### TASK TO COMPLETE
Go through the listing beneath this task and return every line that carries the string "message".

»»

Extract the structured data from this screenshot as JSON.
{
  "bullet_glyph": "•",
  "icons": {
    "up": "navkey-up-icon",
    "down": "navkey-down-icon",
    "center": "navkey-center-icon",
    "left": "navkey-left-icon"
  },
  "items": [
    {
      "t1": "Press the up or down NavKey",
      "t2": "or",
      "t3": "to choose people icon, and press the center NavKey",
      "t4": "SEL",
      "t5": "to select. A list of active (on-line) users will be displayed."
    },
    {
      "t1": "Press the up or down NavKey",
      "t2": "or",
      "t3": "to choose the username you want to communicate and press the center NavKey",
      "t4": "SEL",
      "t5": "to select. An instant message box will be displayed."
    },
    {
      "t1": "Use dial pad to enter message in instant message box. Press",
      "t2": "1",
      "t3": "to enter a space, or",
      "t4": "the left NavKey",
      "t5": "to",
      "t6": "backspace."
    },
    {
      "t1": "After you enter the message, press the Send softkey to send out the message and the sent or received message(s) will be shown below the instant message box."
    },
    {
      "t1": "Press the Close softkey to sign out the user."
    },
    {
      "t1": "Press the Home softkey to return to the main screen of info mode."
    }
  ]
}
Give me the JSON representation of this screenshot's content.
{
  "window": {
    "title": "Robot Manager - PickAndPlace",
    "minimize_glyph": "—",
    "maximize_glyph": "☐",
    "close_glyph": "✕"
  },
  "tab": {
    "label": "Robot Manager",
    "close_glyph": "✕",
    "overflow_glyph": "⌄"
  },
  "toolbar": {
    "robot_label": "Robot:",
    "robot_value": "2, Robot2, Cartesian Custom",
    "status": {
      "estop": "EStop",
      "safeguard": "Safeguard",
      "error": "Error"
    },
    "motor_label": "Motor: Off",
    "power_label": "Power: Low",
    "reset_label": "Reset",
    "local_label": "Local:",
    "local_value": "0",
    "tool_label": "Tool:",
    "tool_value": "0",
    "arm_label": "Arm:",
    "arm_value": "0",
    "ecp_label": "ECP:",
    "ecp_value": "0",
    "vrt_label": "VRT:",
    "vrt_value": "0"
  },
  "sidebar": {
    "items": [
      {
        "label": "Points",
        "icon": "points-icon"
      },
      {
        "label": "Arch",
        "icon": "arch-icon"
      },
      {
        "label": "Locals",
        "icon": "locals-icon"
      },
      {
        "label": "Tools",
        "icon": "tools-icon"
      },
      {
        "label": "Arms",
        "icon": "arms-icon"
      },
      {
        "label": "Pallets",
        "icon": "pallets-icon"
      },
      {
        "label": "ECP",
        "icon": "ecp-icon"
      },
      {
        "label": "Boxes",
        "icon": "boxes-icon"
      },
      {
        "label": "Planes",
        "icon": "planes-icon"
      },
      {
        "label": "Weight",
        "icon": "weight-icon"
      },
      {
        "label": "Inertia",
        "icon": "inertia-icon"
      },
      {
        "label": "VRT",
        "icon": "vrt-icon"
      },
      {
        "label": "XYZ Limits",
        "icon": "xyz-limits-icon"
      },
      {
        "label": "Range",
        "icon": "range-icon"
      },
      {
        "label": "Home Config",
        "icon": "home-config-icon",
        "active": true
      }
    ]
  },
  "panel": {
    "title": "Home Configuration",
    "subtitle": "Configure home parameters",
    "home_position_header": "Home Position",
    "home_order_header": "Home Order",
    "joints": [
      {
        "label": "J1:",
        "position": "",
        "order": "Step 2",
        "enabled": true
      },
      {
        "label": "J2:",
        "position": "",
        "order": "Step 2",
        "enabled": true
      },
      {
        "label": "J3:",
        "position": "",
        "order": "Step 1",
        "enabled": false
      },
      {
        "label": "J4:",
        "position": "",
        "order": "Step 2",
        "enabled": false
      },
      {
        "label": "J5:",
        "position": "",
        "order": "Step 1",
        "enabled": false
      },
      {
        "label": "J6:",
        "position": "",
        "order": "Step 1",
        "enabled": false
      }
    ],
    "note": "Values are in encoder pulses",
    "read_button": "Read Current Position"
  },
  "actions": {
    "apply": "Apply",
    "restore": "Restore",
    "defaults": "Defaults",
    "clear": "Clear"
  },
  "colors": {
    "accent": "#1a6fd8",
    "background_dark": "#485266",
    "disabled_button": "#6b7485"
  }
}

««

### RESULT OF THIS EXERCISE
      "t5": "to select. An instant message box will be displayed."
      "t1": "Use dial pad to enter message in instant message box. Press",
      "t1": "After you enter the message, press the Send softkey to send out the message and the sent or received message(s) will be shown below the instant message box."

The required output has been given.